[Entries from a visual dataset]
########################################
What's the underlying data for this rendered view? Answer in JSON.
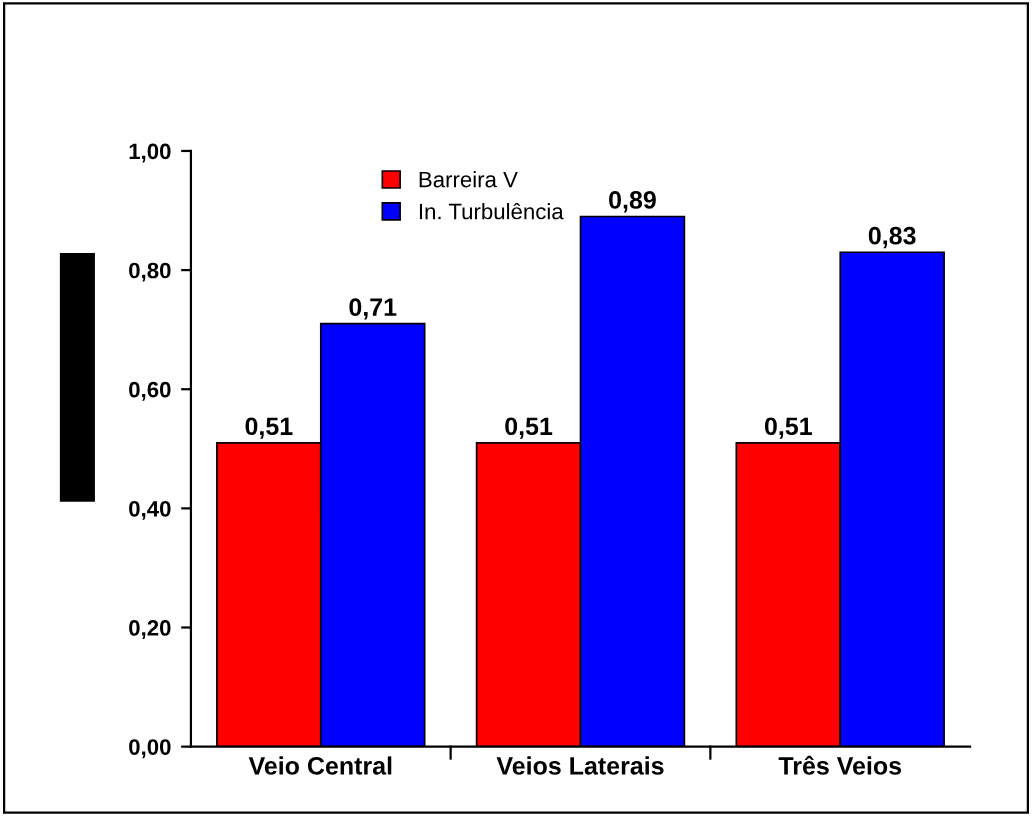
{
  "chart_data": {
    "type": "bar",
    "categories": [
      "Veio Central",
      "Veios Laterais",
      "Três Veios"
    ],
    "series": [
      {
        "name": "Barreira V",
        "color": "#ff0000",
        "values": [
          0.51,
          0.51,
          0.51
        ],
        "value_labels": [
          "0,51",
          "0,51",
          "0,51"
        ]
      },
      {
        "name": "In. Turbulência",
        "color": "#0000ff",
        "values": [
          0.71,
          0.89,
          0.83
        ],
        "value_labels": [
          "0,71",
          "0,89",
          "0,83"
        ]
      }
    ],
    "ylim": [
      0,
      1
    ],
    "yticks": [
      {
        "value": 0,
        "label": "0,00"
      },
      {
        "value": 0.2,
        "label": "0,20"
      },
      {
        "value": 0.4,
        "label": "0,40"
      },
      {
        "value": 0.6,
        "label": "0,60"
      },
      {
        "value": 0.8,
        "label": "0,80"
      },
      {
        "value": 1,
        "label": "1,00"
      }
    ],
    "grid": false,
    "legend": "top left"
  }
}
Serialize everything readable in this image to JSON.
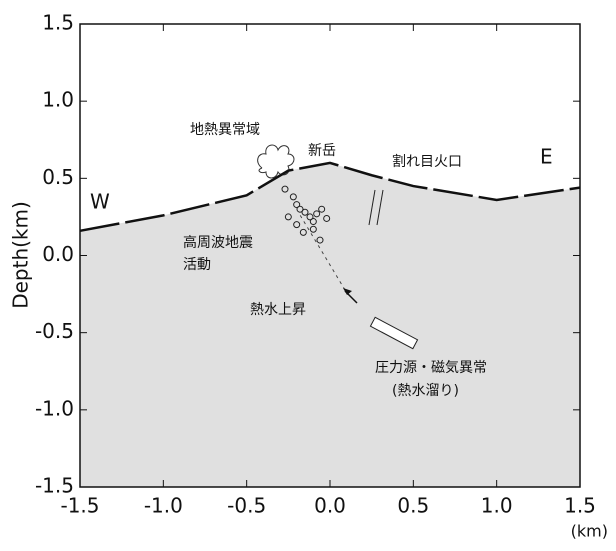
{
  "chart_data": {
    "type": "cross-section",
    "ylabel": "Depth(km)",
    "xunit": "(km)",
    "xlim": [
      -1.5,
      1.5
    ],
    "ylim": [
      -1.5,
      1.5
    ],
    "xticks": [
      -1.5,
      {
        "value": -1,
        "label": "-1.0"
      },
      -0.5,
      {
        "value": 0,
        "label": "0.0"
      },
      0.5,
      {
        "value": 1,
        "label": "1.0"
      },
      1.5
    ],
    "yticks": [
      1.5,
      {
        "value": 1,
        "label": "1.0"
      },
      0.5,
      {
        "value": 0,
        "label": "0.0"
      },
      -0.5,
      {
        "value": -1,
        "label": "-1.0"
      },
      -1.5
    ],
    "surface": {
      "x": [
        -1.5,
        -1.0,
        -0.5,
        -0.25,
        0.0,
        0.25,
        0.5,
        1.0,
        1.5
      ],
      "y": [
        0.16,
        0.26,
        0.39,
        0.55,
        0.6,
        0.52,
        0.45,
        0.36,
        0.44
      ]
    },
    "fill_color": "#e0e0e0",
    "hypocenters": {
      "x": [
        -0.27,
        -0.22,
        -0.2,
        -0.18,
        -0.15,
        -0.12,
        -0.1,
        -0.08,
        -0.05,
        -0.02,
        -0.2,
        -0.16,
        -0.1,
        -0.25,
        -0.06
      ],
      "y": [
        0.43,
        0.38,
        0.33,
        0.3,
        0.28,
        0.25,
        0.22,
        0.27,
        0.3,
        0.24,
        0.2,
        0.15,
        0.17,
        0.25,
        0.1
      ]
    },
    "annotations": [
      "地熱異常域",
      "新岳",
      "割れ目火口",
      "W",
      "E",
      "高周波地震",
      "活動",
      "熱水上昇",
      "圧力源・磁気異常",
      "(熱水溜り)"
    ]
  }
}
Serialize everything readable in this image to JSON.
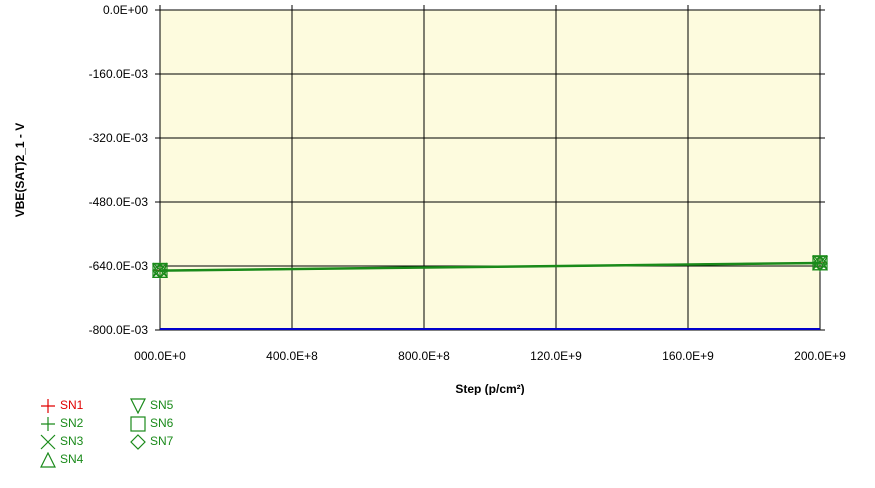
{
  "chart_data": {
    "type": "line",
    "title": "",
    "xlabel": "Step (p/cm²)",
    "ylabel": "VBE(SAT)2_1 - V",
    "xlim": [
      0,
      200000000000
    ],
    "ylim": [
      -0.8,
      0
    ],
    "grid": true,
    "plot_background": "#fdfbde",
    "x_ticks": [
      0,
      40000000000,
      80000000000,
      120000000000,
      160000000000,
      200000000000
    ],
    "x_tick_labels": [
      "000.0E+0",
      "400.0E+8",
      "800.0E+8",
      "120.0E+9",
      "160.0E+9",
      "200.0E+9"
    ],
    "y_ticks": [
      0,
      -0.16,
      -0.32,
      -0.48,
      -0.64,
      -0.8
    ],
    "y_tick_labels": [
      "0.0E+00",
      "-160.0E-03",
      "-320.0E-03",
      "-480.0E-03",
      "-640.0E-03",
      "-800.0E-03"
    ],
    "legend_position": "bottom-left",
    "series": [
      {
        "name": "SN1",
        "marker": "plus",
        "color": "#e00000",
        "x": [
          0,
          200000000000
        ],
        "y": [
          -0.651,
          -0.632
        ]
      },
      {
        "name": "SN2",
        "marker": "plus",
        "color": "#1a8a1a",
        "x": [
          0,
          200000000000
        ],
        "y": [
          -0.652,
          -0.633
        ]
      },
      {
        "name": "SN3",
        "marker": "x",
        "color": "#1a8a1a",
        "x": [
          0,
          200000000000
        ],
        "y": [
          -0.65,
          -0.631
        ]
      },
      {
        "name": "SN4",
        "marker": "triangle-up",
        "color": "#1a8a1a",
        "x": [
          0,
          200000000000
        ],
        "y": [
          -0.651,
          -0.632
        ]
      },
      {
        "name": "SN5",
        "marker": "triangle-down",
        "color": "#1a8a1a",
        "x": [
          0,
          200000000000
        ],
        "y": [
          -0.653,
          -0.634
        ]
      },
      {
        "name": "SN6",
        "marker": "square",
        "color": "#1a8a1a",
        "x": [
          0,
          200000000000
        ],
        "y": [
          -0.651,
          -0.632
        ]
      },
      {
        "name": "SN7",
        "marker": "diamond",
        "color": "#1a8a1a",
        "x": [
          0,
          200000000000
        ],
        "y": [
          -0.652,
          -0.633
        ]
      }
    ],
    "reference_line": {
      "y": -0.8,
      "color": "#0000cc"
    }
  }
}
########################################
* _Problem statement_
All of the entries above should be duplicated exactly, except for the pictures.

* _Correct result_
What's the underlying data for this rendered view? Answer in JSON.
{
  "chart_data": {
    "type": "bar",
    "categories": [
      "Veio Central",
      "Veios Laterais",
      "Três Veios"
    ],
    "series": [
      {
        "name": "Barreira V",
        "color": "#ff0000",
        "values": [
          0.51,
          0.51,
          0.51
        ],
        "value_labels": [
          "0,51",
          "0,51",
          "0,51"
        ]
      },
      {
        "name": "In. Turbulência",
        "color": "#0000ff",
        "values": [
          0.71,
          0.89,
          0.83
        ],
        "value_labels": [
          "0,71",
          "0,89",
          "0,83"
        ]
      }
    ],
    "ylim": [
      0,
      1
    ],
    "yticks": [
      {
        "value": 0,
        "label": "0,00"
      },
      {
        "value": 0.2,
        "label": "0,20"
      },
      {
        "value": 0.4,
        "label": "0,40"
      },
      {
        "value": 0.6,
        "label": "0,60"
      },
      {
        "value": 0.8,
        "label": "0,80"
      },
      {
        "value": 1,
        "label": "1,00"
      }
    ],
    "grid": false,
    "legend": "top left"
  }
}
Serialize everything readable in this image to JSON.
{
  "chart_data": {
    "type": "cross-section",
    "ylabel": "Depth(km)",
    "xunit": "(km)",
    "xlim": [
      -1.5,
      1.5
    ],
    "ylim": [
      -1.5,
      1.5
    ],
    "xticks": [
      -1.5,
      {
        "value": -1,
        "label": "-1.0"
      },
      -0.5,
      {
        "value": 0,
        "label": "0.0"
      },
      0.5,
      {
        "value": 1,
        "label": "1.0"
      },
      1.5
    ],
    "yticks": [
      1.5,
      {
        "value": 1,
        "label": "1.0"
      },
      0.5,
      {
        "value": 0,
        "label": "0.0"
      },
      -0.5,
      {
        "value": -1,
        "label": "-1.0"
      },
      -1.5
    ],
    "surface": {
      "x": [
        -1.5,
        -1.0,
        -0.5,
        -0.25,
        0.0,
        0.25,
        0.5,
        1.0,
        1.5
      ],
      "y": [
        0.16,
        0.26,
        0.39,
        0.55,
        0.6,
        0.52,
        0.45,
        0.36,
        0.44
      ]
    },
    "fill_color": "#e0e0e0",
    "hypocenters": {
      "x": [
        -0.27,
        -0.22,
        -0.2,
        -0.18,
        -0.15,
        -0.12,
        -0.1,
        -0.08,
        -0.05,
        -0.02,
        -0.2,
        -0.16,
        -0.1,
        -0.25,
        -0.06
      ],
      "y": [
        0.43,
        0.38,
        0.33,
        0.3,
        0.28,
        0.25,
        0.22,
        0.27,
        0.3,
        0.24,
        0.2,
        0.15,
        0.17,
        0.25,
        0.1
      ]
    },
    "annotations": [
      "地熱異常域",
      "新岳",
      "割れ目火口",
      "W",
      "E",
      "高周波地震",
      "活動",
      "熱水上昇",
      "圧力源・磁気異常",
      "(熱水溜り)"
    ]
  }
}
Serialize everything readable in this image to JSON.
{
  "chart_data": {
    "type": "line",
    "title": "",
    "xlabel": "Step (p/cm²)",
    "ylabel": "VBE(SAT)2_1 - V",
    "xlim": [
      0,
      200000000000
    ],
    "ylim": [
      -0.8,
      0
    ],
    "grid": true,
    "plot_background": "#fdfbde",
    "x_ticks": [
      0,
      40000000000,
      80000000000,
      120000000000,
      160000000000,
      200000000000
    ],
    "x_tick_labels": [
      "000.0E+0",
      "400.0E+8",
      "800.0E+8",
      "120.0E+9",
      "160.0E+9",
      "200.0E+9"
    ],
    "y_ticks": [
      0,
      -0.16,
      -0.32,
      -0.48,
      -0.64,
      -0.8
    ],
    "y_tick_labels": [
      "0.0E+00",
      "-160.0E-03",
      "-320.0E-03",
      "-480.0E-03",
      "-640.0E-03",
      "-800.0E-03"
    ],
    "legend_position": "bottom-left",
    "series": [
      {
        "name": "SN1",
        "marker": "plus",
        "color": "#e00000",
        "x": [
          0,
          200000000000
        ],
        "y": [
          -0.651,
          -0.632
        ]
      },
      {
        "name": "SN2",
        "marker": "plus",
        "color": "#1a8a1a",
        "x": [
          0,
          200000000000
        ],
        "y": [
          -0.652,
          -0.633
        ]
      },
      {
        "name": "SN3",
        "marker": "x",
        "color": "#1a8a1a",
        "x": [
          0,
          200000000000
        ],
        "y": [
          -0.65,
          -0.631
        ]
      },
      {
        "name": "SN4",
        "marker": "triangle-up",
        "color": "#1a8a1a",
        "x": [
          0,
          200000000000
        ],
        "y": [
          -0.651,
          -0.632
        ]
      },
      {
        "name": "SN5",
        "marker": "triangle-down",
        "color": "#1a8a1a",
        "x": [
          0,
          200000000000
        ],
        "y": [
          -0.653,
          -0.634
        ]
      },
      {
        "name": "SN6",
        "marker": "square",
        "color": "#1a8a1a",
        "x": [
          0,
          200000000000
        ],
        "y": [
          -0.651,
          -0.632
        ]
      },
      {
        "name": "SN7",
        "marker": "diamond",
        "color": "#1a8a1a",
        "x": [
          0,
          200000000000
        ],
        "y": [
          -0.652,
          -0.633
        ]
      }
    ],
    "reference_line": {
      "y": -0.8,
      "color": "#0000cc"
    }
  }
}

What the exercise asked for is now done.